* Begin *
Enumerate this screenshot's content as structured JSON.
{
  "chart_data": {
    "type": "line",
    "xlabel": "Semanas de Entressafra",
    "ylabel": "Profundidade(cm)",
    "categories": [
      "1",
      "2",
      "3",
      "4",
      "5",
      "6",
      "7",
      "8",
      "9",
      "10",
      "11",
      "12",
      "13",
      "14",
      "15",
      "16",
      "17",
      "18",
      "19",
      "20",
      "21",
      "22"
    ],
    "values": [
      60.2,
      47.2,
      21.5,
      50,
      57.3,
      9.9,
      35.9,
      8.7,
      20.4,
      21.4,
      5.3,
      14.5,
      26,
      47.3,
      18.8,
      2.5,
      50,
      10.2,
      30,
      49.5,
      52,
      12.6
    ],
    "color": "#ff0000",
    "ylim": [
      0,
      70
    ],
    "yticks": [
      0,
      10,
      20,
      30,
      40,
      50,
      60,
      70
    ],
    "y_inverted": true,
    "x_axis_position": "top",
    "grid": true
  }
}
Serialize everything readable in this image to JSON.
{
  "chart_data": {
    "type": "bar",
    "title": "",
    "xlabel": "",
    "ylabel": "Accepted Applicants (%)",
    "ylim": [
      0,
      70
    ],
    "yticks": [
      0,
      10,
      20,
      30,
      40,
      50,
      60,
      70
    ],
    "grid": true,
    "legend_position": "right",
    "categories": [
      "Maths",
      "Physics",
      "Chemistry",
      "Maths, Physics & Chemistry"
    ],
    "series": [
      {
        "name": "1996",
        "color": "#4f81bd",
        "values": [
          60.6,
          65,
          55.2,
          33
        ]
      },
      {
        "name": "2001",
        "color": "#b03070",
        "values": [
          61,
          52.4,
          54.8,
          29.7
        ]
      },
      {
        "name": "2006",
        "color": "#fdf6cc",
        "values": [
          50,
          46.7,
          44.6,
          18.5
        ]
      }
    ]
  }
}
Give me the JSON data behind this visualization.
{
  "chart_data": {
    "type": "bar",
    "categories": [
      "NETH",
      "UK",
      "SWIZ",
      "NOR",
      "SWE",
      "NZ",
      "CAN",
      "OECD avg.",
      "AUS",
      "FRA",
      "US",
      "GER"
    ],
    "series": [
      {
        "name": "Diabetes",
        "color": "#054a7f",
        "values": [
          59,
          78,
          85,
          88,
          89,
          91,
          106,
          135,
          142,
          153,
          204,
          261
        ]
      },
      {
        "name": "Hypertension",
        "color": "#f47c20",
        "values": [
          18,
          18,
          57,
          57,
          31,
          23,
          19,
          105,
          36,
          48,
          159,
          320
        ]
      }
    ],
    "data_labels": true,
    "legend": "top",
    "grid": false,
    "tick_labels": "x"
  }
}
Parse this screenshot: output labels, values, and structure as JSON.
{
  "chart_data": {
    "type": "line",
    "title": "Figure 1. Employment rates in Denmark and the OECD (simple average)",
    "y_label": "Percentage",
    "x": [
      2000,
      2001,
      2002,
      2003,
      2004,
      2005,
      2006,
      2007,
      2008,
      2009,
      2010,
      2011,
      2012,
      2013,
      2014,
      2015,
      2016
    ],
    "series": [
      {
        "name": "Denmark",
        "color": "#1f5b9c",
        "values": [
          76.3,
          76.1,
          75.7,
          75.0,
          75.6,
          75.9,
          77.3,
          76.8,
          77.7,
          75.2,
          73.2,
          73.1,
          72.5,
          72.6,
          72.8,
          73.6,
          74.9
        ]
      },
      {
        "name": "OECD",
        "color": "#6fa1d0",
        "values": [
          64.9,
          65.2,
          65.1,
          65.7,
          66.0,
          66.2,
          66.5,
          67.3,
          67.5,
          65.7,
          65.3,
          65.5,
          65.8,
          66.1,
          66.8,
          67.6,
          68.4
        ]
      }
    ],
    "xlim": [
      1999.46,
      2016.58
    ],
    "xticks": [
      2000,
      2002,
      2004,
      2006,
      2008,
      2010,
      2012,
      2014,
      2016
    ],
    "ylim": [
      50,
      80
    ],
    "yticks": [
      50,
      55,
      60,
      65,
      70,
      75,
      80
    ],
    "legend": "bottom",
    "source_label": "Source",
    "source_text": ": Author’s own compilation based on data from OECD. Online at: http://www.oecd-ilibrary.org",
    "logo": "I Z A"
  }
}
* End *
Word for word, write out all of the data above.

**Expected answer**.
Enumerate this screenshot's content as structured JSON.
{
  "chart_data": {
    "type": "line",
    "xlabel": "Semanas de Entressafra",
    "ylabel": "Profundidade(cm)",
    "categories": [
      "1",
      "2",
      "3",
      "4",
      "5",
      "6",
      "7",
      "8",
      "9",
      "10",
      "11",
      "12",
      "13",
      "14",
      "15",
      "16",
      "17",
      "18",
      "19",
      "20",
      "21",
      "22"
    ],
    "values": [
      60.2,
      47.2,
      21.5,
      50,
      57.3,
      9.9,
      35.9,
      8.7,
      20.4,
      21.4,
      5.3,
      14.5,
      26,
      47.3,
      18.8,
      2.5,
      50,
      10.2,
      30,
      49.5,
      52,
      12.6
    ],
    "color": "#ff0000",
    "ylim": [
      0,
      70
    ],
    "yticks": [
      0,
      10,
      20,
      30,
      40,
      50,
      60,
      70
    ],
    "y_inverted": true,
    "x_axis_position": "top",
    "grid": true
  }
}
Serialize everything readable in this image to JSON.
{
  "chart_data": {
    "type": "bar",
    "title": "",
    "xlabel": "",
    "ylabel": "Accepted Applicants (%)",
    "ylim": [
      0,
      70
    ],
    "yticks": [
      0,
      10,
      20,
      30,
      40,
      50,
      60,
      70
    ],
    "grid": true,
    "legend_position": "right",
    "categories": [
      "Maths",
      "Physics",
      "Chemistry",
      "Maths, Physics & Chemistry"
    ],
    "series": [
      {
        "name": "1996",
        "color": "#4f81bd",
        "values": [
          60.6,
          65,
          55.2,
          33
        ]
      },
      {
        "name": "2001",
        "color": "#b03070",
        "values": [
          61,
          52.4,
          54.8,
          29.7
        ]
      },
      {
        "name": "2006",
        "color": "#fdf6cc",
        "values": [
          50,
          46.7,
          44.6,
          18.5
        ]
      }
    ]
  }
}
Give me the JSON data behind this visualization.
{
  "chart_data": {
    "type": "bar",
    "categories": [
      "NETH",
      "UK",
      "SWIZ",
      "NOR",
      "SWE",
      "NZ",
      "CAN",
      "OECD avg.",
      "AUS",
      "FRA",
      "US",
      "GER"
    ],
    "series": [
      {
        "name": "Diabetes",
        "color": "#054a7f",
        "values": [
          59,
          78,
          85,
          88,
          89,
          91,
          106,
          135,
          142,
          153,
          204,
          261
        ]
      },
      {
        "name": "Hypertension",
        "color": "#f47c20",
        "values": [
          18,
          18,
          57,
          57,
          31,
          23,
          19,
          105,
          36,
          48,
          159,
          320
        ]
      }
    ],
    "data_labels": true,
    "legend": "top",
    "grid": false,
    "tick_labels": "x"
  }
}
Parse this screenshot: output labels, values, and structure as JSON.
{
  "chart_data": {
    "type": "line",
    "title": "Figure 1. Employment rates in Denmark and the OECD (simple average)",
    "y_label": "Percentage",
    "x": [
      2000,
      2001,
      2002,
      2003,
      2004,
      2005,
      2006,
      2007,
      2008,
      2009,
      2010,
      2011,
      2012,
      2013,
      2014,
      2015,
      2016
    ],
    "series": [
      {
        "name": "Denmark",
        "color": "#1f5b9c",
        "values": [
          76.3,
          76.1,
          75.7,
          75.0,
          75.6,
          75.9,
          77.3,
          76.8,
          77.7,
          75.2,
          73.2,
          73.1,
          72.5,
          72.6,
          72.8,
          73.6,
          74.9
        ]
      },
      {
        "name": "OECD",
        "color": "#6fa1d0",
        "values": [
          64.9,
          65.2,
          65.1,
          65.7,
          66.0,
          66.2,
          66.5,
          67.3,
          67.5,
          65.7,
          65.3,
          65.5,
          65.8,
          66.1,
          66.8,
          67.6,
          68.4
        ]
      }
    ],
    "xlim": [
      1999.46,
      2016.58
    ],
    "xticks": [
      2000,
      2002,
      2004,
      2006,
      2008,
      2010,
      2012,
      2014,
      2016
    ],
    "ylim": [
      50,
      80
    ],
    "yticks": [
      50,
      55,
      60,
      65,
      70,
      75,
      80
    ],
    "legend": "bottom",
    "source_label": "Source",
    "source_text": ": Author’s own compilation based on data from OECD. Online at: http://www.oecd-ilibrary.org",
    "logo": "I Z A"
  }
}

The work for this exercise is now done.